*Request*: Without the pictures, copy the entries below word for word.

Data entries for graphics:
----------

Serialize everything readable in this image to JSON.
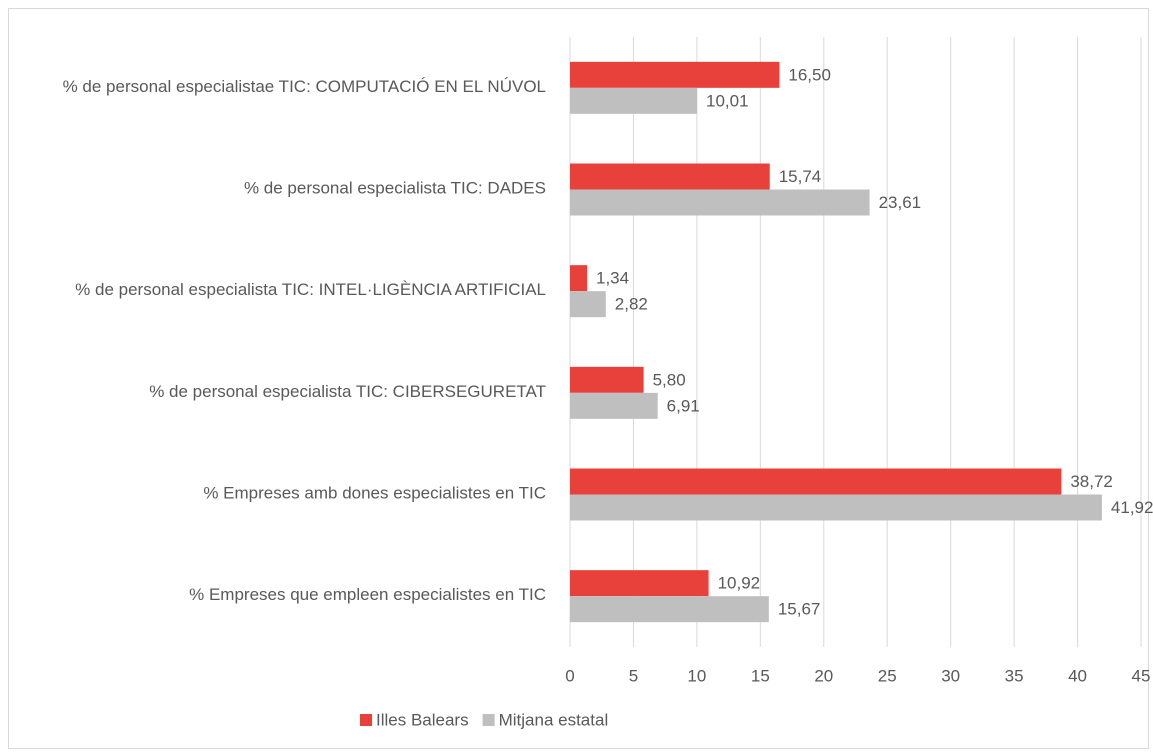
{
  "chart_data": {
    "type": "hbar",
    "categories": [
      "% de personal  especialistae TIC: COMPUTACIÓ EN EL NÚVOL",
      "% de personal  especialista TIC: DADES",
      "% de personal  especialista TIC: INTEL·LIGÈNCIA ARTIFICIAL",
      "% de personal  especialista TIC: CIBERSEGURETAT",
      "% Empreses amb dones especialistes en TIC",
      "% Empreses que empleen especialistes en TIC"
    ],
    "series": [
      {
        "name": "Illes Balears",
        "color": "#e8403a",
        "values": [
          16.5,
          15.74,
          1.34,
          5.8,
          38.72,
          10.92
        ],
        "value_labels": [
          "16,50",
          "15,74",
          "1,34",
          "5,80",
          "38,72",
          "10,92"
        ]
      },
      {
        "name": "Mitjana estatal",
        "color": "#bfbfbf",
        "values": [
          10.01,
          23.61,
          2.82,
          6.91,
          41.92,
          15.67
        ],
        "value_labels": [
          "10,01",
          "23,61",
          "2,82",
          "6,91",
          "41,92",
          "15,67"
        ]
      }
    ],
    "xlim": [
      0,
      45
    ],
    "xticks": [
      0,
      5,
      10,
      15,
      20,
      25,
      30,
      35,
      40,
      45
    ],
    "grid": true,
    "legend": "bottom"
  }
}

----------

*Worked answer*:
Serialize everything readable in this image to JSON.
{
  "chart_data": {
    "type": "hbar",
    "categories": [
      "% de personal  especialistae TIC: COMPUTACIÓ EN EL NÚVOL",
      "% de personal  especialista TIC: DADES",
      "% de personal  especialista TIC: INTEL·LIGÈNCIA ARTIFICIAL",
      "% de personal  especialista TIC: CIBERSEGURETAT",
      "% Empreses amb dones especialistes en TIC",
      "% Empreses que empleen especialistes en TIC"
    ],
    "series": [
      {
        "name": "Illes Balears",
        "color": "#e8403a",
        "values": [
          16.5,
          15.74,
          1.34,
          5.8,
          38.72,
          10.92
        ],
        "value_labels": [
          "16,50",
          "15,74",
          "1,34",
          "5,80",
          "38,72",
          "10,92"
        ]
      },
      {
        "name": "Mitjana estatal",
        "color": "#bfbfbf",
        "values": [
          10.01,
          23.61,
          2.82,
          6.91,
          41.92,
          15.67
        ],
        "value_labels": [
          "10,01",
          "23,61",
          "2,82",
          "6,91",
          "41,92",
          "15,67"
        ]
      }
    ],
    "xlim": [
      0,
      45
    ],
    "xticks": [
      0,
      5,
      10,
      15,
      20,
      25,
      30,
      35,
      40,
      45
    ],
    "grid": true,
    "legend": "bottom"
  }
}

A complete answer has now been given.